[Begin]
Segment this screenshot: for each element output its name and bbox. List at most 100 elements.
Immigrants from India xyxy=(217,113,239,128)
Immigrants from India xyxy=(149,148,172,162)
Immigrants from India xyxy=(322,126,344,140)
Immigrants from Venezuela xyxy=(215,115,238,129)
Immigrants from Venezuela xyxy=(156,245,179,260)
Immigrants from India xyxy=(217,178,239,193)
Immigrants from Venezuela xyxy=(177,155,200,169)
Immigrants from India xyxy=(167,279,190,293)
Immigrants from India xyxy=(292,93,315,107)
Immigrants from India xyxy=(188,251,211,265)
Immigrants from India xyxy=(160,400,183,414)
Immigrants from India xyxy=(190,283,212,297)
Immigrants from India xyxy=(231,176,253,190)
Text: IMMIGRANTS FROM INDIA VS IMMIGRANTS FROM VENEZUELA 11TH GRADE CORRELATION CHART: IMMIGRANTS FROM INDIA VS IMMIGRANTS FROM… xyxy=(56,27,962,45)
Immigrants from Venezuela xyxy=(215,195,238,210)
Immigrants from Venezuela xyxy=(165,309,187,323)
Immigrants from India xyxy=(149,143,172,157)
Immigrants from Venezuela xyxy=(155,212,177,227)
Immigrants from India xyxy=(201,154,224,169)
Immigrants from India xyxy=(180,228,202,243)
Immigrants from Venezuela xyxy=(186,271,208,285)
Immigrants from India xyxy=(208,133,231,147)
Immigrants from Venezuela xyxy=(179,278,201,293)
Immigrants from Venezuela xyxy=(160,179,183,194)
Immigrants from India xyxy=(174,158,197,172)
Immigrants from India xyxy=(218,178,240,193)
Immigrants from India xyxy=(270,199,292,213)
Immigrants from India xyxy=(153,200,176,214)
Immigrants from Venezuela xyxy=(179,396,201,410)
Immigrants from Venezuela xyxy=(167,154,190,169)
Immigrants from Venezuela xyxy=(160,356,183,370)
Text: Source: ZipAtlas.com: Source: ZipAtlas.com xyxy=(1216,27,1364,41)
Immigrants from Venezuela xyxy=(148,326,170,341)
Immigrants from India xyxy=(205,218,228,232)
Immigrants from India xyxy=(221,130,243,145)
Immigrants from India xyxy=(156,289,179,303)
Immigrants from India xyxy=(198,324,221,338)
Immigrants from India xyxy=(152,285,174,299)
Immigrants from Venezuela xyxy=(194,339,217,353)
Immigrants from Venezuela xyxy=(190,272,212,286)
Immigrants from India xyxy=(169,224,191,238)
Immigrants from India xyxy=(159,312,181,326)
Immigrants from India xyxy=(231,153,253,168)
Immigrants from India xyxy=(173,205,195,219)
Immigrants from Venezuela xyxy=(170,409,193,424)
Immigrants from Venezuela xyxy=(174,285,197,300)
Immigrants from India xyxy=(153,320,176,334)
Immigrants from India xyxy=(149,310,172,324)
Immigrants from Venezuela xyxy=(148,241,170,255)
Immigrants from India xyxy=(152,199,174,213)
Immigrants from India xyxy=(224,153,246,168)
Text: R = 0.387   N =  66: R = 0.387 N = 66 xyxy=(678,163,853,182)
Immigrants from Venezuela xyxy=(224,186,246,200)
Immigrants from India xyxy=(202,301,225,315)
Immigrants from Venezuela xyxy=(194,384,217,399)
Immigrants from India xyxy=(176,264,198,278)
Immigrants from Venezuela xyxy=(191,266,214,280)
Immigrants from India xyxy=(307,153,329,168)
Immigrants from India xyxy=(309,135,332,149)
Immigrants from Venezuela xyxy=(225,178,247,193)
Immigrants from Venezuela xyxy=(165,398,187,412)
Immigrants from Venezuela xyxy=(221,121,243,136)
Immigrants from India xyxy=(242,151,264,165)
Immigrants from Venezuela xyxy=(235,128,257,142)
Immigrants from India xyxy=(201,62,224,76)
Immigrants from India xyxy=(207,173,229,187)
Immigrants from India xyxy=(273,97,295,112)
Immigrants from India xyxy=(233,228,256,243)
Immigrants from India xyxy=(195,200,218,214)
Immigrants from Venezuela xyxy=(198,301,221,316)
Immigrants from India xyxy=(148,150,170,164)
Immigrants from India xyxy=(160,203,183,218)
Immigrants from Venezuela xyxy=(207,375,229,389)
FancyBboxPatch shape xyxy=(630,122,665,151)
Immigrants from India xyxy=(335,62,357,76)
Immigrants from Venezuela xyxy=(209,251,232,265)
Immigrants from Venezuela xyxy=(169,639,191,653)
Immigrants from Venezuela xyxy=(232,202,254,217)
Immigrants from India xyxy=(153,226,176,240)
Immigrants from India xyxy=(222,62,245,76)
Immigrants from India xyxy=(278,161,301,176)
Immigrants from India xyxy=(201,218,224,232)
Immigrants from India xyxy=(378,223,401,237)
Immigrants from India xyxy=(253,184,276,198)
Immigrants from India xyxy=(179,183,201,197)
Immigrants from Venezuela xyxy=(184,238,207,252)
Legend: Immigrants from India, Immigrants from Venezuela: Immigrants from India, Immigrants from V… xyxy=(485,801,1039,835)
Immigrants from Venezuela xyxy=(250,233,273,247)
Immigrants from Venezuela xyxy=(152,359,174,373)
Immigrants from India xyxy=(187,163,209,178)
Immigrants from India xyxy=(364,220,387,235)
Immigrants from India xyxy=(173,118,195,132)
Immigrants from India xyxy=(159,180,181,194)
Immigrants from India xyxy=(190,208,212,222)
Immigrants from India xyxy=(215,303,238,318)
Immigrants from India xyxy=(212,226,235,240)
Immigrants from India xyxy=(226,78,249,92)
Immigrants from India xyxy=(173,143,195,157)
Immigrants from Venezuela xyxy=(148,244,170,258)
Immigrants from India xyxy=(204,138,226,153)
[End]
TASK OBJECTIVE:
Convert every line of the records above into a JSON array of strings, one string per line, leaving out blank lines.

EXERCISE SOLUTION:
[
  "Segment this screenshot: for each element output its name and bbox. List at most 100 elements.",
  "Immigrants from India xyxy=(217,113,239,128)",
  "Immigrants from India xyxy=(149,148,172,162)",
  "Immigrants from India xyxy=(322,126,344,140)",
  "Immigrants from Venezuela xyxy=(215,115,238,129)",
  "Immigrants from Venezuela xyxy=(156,245,179,260)",
  "Immigrants from India xyxy=(217,178,239,193)",
  "Immigrants from Venezuela xyxy=(177,155,200,169)",
  "Immigrants from India xyxy=(167,279,190,293)",
  "Immigrants from India xyxy=(292,93,315,107)",
  "Immigrants from India xyxy=(188,251,211,265)",
  "Immigrants from India xyxy=(160,400,183,414)",
  "Immigrants from India xyxy=(190,283,212,297)",
  "Immigrants from India xyxy=(231,176,253,190)",
  "Text: IMMIGRANTS FROM INDIA VS IMMIGRANTS FROM VENEZUELA 11TH GRADE CORRELATION CHART: IMMIGRANTS FROM INDIA VS IMMIGRANTS FROM… xyxy=(56,27,962,45)",
  "Immigrants from Venezuela xyxy=(215,195,238,210)",
  "Immigrants from Venezuela xyxy=(165,309,187,323)",
  "Immigrants from India xyxy=(149,143,172,157)",
  "Immigrants from Venezuela xyxy=(155,212,177,227)",
  "Immigrants from India xyxy=(201,154,224,169)",
  "Immigrants from India xyxy=(180,228,202,243)",
  "Immigrants from Venezuela xyxy=(186,271,208,285)",
  "Immigrants from India xyxy=(208,133,231,147)",
  "Immigrants from Venezuela xyxy=(179,278,201,293)",
  "Immigrants from Venezuela xyxy=(160,179,183,194)",
  "Immigrants from India xyxy=(174,158,197,172)",
  "Immigrants from India xyxy=(218,178,240,193)",
  "Immigrants from India xyxy=(270,199,292,213)",
  "Immigrants from India xyxy=(153,200,176,214)",
  "Immigrants from Venezuela xyxy=(179,396,201,410)",
  "Immigrants from Venezuela xyxy=(167,154,190,169)",
  "Immigrants from Venezuela xyxy=(160,356,183,370)",
  "Text: Source: ZipAtlas.com: Source: ZipAtlas.com xyxy=(1216,27,1364,41)",
  "Immigrants from Venezuela xyxy=(148,326,170,341)",
  "Immigrants from India xyxy=(205,218,228,232)",
  "Immigrants from India xyxy=(221,130,243,145)",
  "Immigrants from India xyxy=(156,289,179,303)",
  "Immigrants from India xyxy=(198,324,221,338)",
  "Immigrants from India xyxy=(152,285,174,299)",
  "Immigrants from Venezuela xyxy=(194,339,217,353)",
  "Immigrants from Venezuela xyxy=(190,272,212,286)",
  "Immigrants from India xyxy=(169,224,191,238)",
  "Immigrants from India xyxy=(159,312,181,326)",
  "Immigrants from India xyxy=(231,153,253,168)",
  "Immigrants from India xyxy=(173,205,195,219)",
  "Immigrants from Venezuela xyxy=(170,409,193,424)",
  "Immigrants from Venezuela xyxy=(174,285,197,300)",
  "Immigrants from India xyxy=(153,320,176,334)",
  "Immigrants from India xyxy=(149,310,172,324)",
  "Immigrants from Venezuela xyxy=(148,241,170,255)",
  "Immigrants from India xyxy=(152,199,174,213)",
  "Immigrants from India xyxy=(224,153,246,168)",
  "Text: R = 0.387   N =  66: R = 0.387 N = 66 xyxy=(678,163,853,182)",
  "Immigrants from Venezuela xyxy=(224,186,246,200)",
  "Immigrants from India xyxy=(202,301,225,315)",
  "Immigrants from Venezuela xyxy=(194,384,217,399)",
  "Immigrants from India xyxy=(176,264,198,278)",
  "Immigrants from Venezuela xyxy=(191,266,214,280)",
  "Immigrants from India xyxy=(307,153,329,168)",
  "Immigrants from India xyxy=(309,135,332,149)",
  "Immigrants from Venezuela xyxy=(225,178,247,193)",
  "Immigrants from Venezuela xyxy=(165,398,187,412)",
  "Immigrants from Venezuela xyxy=(221,121,243,136)",
  "Immigrants from India xyxy=(242,151,264,165)",
  "Immigrants from Venezuela xyxy=(235,128,257,142)",
  "Immigrants from India xyxy=(201,62,224,76)",
  "Immigrants from India xyxy=(207,173,229,187)",
  "Immigrants from India xyxy=(273,97,295,112)",
  "Immigrants from India xyxy=(233,228,256,243)",
  "Immigrants from India xyxy=(195,200,218,214)",
  "Immigrants from Venezuela xyxy=(198,301,221,316)",
  "Immigrants from India xyxy=(148,150,170,164)",
  "Immigrants from India xyxy=(160,203,183,218)",
  "Immigrants from Venezuela xyxy=(207,375,229,389)",
  "FancyBboxPatch shape xyxy=(630,122,665,151)",
  "Immigrants from India xyxy=(335,62,357,76)",
  "Immigrants from Venezuela xyxy=(209,251,232,265)",
  "Immigrants from Venezuela xyxy=(169,639,191,653)",
  "Immigrants from Venezuela xyxy=(232,202,254,217)",
  "Immigrants from India xyxy=(153,226,176,240)",
  "Immigrants from India xyxy=(222,62,245,76)",
  "Immigrants from India xyxy=(278,161,301,176)",
  "Immigrants from India xyxy=(201,218,224,232)",
  "Immigrants from India xyxy=(378,223,401,237)",
  "Immigrants from India xyxy=(253,184,276,198)",
  "Immigrants from India xyxy=(179,183,201,197)",
  "Immigrants from Venezuela xyxy=(184,238,207,252)",
  "Legend: Immigrants from India, Immigrants from Venezuela: Immigrants from India, Immigrants from V… xyxy=(485,801,1039,835)",
  "Immigrants from Venezuela xyxy=(250,233,273,247)",
  "Immigrants from Venezuela xyxy=(152,359,174,373)",
  "Immigrants from India xyxy=(187,163,209,178)",
  "Immigrants from India xyxy=(364,220,387,235)",
  "Immigrants from India xyxy=(173,118,195,132)",
  "Immigrants from India xyxy=(159,180,181,194)",
  "Immigrants from India xyxy=(190,208,212,222)",
  "Immigrants from India xyxy=(215,303,238,318)",
  "Immigrants from India xyxy=(212,226,235,240)",
  "Immigrants from India xyxy=(226,78,249,92)",
  "Immigrants from India xyxy=(173,143,195,157)",
  "Immigrants from Venezuela xyxy=(148,244,170,258)",
  "Immigrants from India xyxy=(204,138,226,153)"
]